■ **What you should do**
Lines containing the word "satinada" are the ones to copy from the records below.

(Records)
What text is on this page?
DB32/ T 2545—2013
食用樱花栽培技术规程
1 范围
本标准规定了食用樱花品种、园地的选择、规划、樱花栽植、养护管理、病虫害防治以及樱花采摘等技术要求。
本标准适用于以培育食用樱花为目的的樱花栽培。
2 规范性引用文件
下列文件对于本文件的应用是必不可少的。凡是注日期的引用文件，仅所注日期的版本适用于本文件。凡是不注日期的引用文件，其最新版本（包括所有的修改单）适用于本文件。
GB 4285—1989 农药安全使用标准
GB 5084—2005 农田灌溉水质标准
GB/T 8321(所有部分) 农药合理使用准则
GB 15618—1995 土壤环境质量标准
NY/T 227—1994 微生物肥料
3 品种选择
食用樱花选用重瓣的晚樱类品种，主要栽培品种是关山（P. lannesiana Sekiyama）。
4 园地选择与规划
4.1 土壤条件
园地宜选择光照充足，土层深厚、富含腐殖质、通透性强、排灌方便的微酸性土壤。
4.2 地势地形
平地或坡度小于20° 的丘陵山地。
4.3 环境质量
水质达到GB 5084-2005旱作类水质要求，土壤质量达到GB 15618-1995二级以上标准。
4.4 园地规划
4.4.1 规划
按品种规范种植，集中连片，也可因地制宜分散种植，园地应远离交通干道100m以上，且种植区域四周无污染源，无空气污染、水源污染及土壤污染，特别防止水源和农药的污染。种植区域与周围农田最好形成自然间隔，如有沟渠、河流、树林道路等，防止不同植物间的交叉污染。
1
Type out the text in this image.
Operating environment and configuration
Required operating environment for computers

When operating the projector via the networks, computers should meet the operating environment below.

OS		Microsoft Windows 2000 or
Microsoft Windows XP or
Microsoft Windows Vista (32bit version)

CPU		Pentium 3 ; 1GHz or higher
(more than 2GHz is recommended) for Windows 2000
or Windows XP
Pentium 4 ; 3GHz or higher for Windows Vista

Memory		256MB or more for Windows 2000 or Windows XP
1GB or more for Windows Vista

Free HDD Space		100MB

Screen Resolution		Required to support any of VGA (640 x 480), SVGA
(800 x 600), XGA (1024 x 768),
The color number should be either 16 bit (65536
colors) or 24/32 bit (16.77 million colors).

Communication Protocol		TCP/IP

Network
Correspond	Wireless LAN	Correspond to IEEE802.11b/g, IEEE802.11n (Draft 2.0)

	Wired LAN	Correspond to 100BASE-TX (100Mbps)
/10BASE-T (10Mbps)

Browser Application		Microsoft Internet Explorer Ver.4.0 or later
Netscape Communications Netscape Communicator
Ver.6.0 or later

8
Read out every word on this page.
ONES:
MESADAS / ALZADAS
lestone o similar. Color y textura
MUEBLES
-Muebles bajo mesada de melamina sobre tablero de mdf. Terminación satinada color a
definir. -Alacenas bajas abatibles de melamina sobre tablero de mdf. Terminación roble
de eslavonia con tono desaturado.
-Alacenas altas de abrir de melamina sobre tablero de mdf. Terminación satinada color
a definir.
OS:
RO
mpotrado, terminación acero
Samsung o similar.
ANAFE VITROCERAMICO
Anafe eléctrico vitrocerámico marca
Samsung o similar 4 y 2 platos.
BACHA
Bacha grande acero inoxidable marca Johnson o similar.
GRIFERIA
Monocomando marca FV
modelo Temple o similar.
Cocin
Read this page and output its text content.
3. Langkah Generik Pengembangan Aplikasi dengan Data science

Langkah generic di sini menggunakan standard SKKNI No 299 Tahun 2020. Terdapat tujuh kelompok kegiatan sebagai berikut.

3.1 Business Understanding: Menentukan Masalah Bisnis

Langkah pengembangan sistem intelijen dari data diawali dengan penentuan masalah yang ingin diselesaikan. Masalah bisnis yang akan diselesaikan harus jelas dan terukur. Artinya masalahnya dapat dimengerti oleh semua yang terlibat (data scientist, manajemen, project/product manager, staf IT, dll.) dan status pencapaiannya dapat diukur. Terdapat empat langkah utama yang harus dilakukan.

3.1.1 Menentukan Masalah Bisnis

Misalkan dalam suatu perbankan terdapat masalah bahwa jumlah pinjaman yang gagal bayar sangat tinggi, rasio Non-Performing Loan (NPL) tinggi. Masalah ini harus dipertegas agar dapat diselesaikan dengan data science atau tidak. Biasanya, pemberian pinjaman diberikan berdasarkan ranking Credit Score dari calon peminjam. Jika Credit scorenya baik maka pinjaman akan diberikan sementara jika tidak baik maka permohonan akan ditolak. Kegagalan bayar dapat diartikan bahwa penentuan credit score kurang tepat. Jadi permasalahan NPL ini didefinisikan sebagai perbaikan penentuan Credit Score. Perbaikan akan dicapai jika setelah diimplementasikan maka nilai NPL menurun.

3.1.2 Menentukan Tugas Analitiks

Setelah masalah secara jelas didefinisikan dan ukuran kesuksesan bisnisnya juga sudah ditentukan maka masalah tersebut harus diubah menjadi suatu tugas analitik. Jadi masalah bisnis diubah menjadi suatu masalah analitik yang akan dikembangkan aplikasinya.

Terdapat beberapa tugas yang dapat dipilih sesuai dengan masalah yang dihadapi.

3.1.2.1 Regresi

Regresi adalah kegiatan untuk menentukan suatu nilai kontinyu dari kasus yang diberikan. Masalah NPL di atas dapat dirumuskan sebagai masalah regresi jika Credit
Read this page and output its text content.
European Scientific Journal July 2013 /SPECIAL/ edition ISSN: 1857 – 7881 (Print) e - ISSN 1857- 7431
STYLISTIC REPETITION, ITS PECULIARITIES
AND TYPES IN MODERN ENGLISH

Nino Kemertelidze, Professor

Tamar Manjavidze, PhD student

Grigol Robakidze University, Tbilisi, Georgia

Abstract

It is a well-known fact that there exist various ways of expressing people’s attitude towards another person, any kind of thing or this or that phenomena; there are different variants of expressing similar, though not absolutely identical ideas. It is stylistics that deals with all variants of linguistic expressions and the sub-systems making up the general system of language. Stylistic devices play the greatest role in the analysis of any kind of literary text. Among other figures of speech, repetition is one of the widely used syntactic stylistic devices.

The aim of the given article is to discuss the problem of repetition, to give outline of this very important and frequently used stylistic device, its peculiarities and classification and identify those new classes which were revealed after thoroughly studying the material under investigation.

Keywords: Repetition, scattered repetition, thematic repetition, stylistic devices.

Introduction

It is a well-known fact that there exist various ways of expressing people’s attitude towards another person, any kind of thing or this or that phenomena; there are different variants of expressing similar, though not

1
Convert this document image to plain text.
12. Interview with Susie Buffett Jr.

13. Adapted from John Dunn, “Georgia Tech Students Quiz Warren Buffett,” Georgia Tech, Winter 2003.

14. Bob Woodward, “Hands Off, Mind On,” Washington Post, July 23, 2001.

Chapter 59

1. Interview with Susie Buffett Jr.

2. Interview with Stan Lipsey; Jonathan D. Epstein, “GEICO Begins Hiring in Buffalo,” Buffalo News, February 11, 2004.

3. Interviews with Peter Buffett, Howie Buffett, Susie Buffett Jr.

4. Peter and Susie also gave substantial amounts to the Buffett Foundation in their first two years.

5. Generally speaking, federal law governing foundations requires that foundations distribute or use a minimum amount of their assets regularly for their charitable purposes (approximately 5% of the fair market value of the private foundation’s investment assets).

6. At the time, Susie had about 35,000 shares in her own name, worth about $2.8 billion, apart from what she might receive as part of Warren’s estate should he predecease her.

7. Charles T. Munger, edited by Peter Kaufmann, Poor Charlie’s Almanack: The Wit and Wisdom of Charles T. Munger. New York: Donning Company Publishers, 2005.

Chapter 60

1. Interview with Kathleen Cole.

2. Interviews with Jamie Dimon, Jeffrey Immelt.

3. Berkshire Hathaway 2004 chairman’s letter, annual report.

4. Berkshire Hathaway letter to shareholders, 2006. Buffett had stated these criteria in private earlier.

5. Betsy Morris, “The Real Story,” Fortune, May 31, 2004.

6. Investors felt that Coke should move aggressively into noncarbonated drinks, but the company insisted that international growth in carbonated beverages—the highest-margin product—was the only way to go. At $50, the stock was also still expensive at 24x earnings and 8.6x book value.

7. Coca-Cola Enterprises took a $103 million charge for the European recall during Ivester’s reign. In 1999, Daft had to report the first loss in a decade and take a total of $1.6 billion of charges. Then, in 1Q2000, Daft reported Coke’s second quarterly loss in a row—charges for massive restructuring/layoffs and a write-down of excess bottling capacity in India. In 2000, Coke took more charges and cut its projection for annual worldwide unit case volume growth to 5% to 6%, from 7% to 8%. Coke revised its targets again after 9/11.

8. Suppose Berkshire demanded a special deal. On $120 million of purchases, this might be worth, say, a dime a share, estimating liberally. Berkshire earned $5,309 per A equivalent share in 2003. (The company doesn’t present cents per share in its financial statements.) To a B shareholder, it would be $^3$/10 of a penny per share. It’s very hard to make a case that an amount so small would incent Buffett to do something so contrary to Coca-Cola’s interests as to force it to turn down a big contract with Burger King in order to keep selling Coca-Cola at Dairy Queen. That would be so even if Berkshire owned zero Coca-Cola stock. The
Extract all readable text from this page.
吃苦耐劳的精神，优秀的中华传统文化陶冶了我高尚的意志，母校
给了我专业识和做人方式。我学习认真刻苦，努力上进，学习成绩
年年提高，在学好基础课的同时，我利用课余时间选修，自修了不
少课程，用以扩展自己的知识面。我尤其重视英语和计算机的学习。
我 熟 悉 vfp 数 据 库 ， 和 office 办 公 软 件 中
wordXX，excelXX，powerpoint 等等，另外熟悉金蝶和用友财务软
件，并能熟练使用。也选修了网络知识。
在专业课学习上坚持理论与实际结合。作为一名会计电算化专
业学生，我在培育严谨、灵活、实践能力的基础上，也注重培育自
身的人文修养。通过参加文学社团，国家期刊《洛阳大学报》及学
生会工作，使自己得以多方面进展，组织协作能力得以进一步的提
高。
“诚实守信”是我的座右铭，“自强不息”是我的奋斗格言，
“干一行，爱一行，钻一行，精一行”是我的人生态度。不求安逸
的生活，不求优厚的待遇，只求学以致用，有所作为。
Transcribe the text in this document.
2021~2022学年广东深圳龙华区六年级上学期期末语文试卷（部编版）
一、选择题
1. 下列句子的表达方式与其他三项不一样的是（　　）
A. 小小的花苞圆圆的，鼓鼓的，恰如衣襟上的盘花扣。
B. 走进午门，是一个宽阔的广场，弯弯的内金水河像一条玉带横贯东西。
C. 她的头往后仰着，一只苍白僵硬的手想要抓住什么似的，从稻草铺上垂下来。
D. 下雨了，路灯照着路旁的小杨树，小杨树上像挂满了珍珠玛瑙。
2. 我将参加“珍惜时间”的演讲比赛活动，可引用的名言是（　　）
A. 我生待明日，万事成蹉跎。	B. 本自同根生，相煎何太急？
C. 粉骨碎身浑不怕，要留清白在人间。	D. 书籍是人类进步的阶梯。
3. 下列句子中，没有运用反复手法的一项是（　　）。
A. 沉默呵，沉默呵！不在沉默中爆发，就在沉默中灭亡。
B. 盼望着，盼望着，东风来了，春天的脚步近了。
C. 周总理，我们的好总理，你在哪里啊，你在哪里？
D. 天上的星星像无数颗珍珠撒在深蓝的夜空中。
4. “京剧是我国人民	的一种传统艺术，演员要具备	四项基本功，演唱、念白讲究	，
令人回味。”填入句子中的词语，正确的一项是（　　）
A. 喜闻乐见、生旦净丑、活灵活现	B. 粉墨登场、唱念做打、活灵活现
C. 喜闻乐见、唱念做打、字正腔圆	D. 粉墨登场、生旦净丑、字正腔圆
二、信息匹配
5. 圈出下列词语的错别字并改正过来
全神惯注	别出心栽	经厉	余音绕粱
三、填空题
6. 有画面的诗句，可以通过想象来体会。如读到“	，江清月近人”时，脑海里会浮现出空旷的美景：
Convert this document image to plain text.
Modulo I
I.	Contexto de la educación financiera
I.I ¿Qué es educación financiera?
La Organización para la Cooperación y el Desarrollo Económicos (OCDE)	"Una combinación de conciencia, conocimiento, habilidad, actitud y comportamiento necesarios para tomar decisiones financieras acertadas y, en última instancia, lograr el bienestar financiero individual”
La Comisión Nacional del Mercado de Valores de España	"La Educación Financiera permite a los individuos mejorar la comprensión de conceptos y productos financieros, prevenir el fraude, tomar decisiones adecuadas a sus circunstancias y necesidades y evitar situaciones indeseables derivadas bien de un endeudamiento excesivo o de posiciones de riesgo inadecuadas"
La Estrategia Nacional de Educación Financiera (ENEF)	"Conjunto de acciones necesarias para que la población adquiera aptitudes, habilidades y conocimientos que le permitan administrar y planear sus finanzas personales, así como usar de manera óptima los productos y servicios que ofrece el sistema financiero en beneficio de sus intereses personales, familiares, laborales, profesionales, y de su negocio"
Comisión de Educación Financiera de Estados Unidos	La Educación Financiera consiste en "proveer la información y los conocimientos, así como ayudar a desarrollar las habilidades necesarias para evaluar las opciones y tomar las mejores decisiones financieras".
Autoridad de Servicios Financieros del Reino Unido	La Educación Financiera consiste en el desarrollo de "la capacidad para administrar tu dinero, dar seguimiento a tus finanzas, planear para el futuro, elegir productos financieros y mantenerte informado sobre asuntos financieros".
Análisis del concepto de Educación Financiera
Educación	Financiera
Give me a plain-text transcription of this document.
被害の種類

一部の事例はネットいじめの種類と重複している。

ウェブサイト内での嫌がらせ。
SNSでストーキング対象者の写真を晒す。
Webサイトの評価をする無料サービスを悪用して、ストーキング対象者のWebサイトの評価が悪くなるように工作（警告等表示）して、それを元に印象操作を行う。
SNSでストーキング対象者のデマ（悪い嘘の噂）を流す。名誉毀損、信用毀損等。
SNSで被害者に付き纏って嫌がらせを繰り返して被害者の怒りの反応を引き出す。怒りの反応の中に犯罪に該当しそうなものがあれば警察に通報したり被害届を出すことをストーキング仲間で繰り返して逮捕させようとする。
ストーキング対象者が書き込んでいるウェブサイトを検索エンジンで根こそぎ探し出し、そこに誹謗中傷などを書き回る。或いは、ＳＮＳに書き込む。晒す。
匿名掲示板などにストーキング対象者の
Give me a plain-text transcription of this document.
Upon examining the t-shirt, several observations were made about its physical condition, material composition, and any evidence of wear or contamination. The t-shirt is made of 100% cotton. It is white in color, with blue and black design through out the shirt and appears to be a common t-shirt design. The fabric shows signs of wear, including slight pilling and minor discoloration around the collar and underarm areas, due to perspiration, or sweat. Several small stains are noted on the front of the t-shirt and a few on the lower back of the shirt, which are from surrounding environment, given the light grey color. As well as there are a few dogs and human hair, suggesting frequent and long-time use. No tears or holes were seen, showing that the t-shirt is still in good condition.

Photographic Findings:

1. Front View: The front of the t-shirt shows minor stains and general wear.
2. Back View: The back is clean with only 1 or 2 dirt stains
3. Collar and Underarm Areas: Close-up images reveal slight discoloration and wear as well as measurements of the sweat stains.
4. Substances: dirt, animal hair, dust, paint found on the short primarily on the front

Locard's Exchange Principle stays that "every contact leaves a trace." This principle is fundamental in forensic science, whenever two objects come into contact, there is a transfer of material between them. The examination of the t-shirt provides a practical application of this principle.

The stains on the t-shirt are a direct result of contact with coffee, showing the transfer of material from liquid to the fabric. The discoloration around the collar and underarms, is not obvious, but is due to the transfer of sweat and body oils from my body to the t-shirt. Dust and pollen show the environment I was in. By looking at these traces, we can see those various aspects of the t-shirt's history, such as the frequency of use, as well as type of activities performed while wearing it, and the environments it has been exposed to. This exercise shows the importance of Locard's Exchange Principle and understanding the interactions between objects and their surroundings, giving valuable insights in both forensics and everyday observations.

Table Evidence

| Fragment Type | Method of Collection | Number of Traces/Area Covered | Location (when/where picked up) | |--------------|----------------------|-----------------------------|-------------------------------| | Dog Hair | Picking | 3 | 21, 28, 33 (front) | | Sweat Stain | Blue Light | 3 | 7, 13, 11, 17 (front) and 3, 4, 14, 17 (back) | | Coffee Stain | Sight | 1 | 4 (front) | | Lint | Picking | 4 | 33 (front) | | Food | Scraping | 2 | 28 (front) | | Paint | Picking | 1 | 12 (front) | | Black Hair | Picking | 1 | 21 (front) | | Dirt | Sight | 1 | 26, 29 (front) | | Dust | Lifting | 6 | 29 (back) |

■ **Task answer**
-Muebles bajo mesada de melamina sobre tablero de mdf. Terminación satinada color a
-Alacenas altas de abrir de melamina sobre tablero de mdf. Terminación satinada color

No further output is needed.